● TEXTO DEL DOCUMENTO:
********************

Pero, a diferencia de las palabras de los hombres (que decimos y no hacemos frecuentemente), la Palabra de Dios es eficaz, hace lo que dice. ¿Recordáis las primeras páginas del Génesis? El autor repite varias veces: "Y dijo Dios: hágase... y se hizo". Por eso el nacimiento de Jesús culmina la plenitud de los tiempos y señala el cumplimiento de la promesa de Dios, que es promesa de salvación para los hombres. En el nacimiento de Jesús Dios pone su tienda en el campamento de la humanidad, haciéndose solidario del empeño humano de construir la fraternidad universal. Dios se hace nuestro prójimo y el prójimo deviene el punto de mira que nos orienta y conduce a Dios. Jesús unirá indisolublemente el amor a Dios y el amor al prójimo, de modo que ya no serán -para los creyentes- sino dos caras de la misma moneda.

*NOS "DA EL PODER SER HIJOS DE DIOS": El nacimiento de Jesús significa el encuentro de Dios con los hombres, pero significa también el encuentro del hombre -de todos los hombres- con Dios.

Al venir Dios a este mundo abre definitivamente el camino de los hombres a Dios. De esta suerte se nos da la posibilidad de alcanzar la suprema aspiración del hombre: ser como Dios. Pues dice Juan que a cuantos lo recibieron les dio el poder ser hijos de Dios, no por obra de la raza, sangre o nación, menos aún por dinero o por títulos nobiliarios, sino por la fe: si creen en su nombre.

Tenemos razón cuando, quizá sin saberlo damos por supuesto que la vida de Dios es el ideal de vida humana (¡viven como Dios!, decimos, para señalar lo que nos parece un modo de vivir envidiable), pero erramos brutalmente al aplicar a Dios lo que no es más que un modo de vida egoísta e insolidario. Los que viven bien, los que pensamos que viven bien, viven frecuentemente a costa de otros y a espaldas de todos. En Dios la vida es todo lo contrario. El modo de vida de Dios, que se nos ha revelado en Jesús, consiste en vivir no a costa de nadie, sino en favor de todos y para todos, desviviéndose por cualquiera y solidarizándose con los pobres, con los marginados, con los despreciados, con los pecadores. En Jesús y por Jesús, los hombres, hijos todos de Dios, debemos aprender a vivir como en familia, como una gran familia.

********************

● DATOS PROPORCIONADOS:

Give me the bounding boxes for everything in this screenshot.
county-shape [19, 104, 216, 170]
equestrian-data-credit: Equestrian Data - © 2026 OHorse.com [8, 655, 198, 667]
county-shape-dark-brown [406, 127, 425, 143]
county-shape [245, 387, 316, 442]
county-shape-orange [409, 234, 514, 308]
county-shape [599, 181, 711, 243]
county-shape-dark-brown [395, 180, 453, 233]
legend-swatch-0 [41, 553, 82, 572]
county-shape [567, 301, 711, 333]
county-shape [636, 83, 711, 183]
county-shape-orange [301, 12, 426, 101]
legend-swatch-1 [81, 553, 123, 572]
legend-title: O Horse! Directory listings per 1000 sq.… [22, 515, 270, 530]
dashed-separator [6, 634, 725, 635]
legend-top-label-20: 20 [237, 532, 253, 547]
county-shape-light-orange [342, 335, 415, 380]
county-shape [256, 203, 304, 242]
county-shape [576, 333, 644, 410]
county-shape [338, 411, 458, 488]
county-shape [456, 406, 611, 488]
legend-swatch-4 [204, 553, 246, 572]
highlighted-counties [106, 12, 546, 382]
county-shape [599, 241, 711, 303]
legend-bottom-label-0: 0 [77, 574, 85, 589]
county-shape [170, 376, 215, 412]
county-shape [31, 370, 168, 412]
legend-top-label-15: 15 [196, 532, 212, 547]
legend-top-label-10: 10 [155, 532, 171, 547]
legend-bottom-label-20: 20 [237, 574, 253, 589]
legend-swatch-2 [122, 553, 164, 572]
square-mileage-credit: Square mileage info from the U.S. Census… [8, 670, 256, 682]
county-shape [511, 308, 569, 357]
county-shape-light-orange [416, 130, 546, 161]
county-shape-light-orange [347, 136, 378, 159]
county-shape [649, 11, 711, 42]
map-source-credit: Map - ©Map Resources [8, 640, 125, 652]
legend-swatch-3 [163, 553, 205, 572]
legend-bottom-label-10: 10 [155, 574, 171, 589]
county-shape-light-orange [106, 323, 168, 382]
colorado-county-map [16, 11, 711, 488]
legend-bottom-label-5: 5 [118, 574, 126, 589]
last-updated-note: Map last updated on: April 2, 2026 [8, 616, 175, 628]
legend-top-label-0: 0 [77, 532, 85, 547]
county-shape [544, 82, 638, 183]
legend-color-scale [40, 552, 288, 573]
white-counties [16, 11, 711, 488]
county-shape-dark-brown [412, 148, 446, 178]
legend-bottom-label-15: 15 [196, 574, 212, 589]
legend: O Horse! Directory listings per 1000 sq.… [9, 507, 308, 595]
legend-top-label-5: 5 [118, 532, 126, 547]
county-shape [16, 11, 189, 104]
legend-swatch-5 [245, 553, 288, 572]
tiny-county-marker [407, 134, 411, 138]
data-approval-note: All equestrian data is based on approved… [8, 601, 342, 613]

********************

● TAREAS POR REALIZAR:
1. Indica si cada afirmación coincide con el texto sobre el nacimiento de Jesús. Responde sí o no y cita literalmente las palabras del texto que lo deciden.
(a) La Palabra de Dios hace lo que dice.
(b) El poder ser hijos de Dios se concede por la raza o la nación.
(c) El modo de vida de Dios consiste en vivir a costa de otros.
2. Reproduce, por favor, sin cambios el tramo del texto sobre el nacimiento de Jesús que va desde "Pero, a diferencia" hasta "la misma moneda.".
3. Responde a estas preguntas según el texto sobre el nacimiento de Jesús:
(a) ¿Qué dos amores unirá Jesús indisolublemente?
(b) Según dice Juan, ¿a quiénes les dio el poder ser hijos de Dios?
(c) ¿Con quiénes se solidariza el modo de vida de Dios revelado en Jesús?

● RESPUESTAS ESCRITAS:
1.
(a) Sí: "la Palabra de Dios es eficaz, hace lo que dice".
(b) No: "no por obra de la raza, sangre o nación, menos aún por dinero o por títulos nobiliarios, sino por la fe".
(c) No: "consiste en vivir no a costa de nadie, sino en favor de todos y para todos".

2.
Pero, a diferencia de las palabras de los hombres (que decimos y no hacemos frecuentemente), la Palabra de Dios es eficaz, hace lo que dice. ¿Recordáis las primeras páginas del Génesis? El autor repite varias veces: "Y dijo Dios: hágase... y se hizo". Por eso el nacimiento de Jesús culmina la plenitud de los tiempos y señala el cumplimiento de la promesa de Dios, que es promesa de salvación para los hombres. En el nacimiento de Jesús Dios pone su tienda en el campamento de la humanidad, haciéndose solidario del empeño humano de construir la fraternidad universal. Dios se hace nuestro prójimo y el prójimo deviene el punto de mira que nos orienta y conduce a Dios. Jesús unirá indisolublemente el amor a Dios y el amor al prójimo, de modo que ya no serán -para los creyentes- sino dos caras de la misma moneda.

3.
(a) El amor a Dios y el amor al prójimo.
(b) A cuantos lo recibieron, si creen en su nombre.
(c) Con los pobres, con los marginados, con los despreciados y con los pecadores.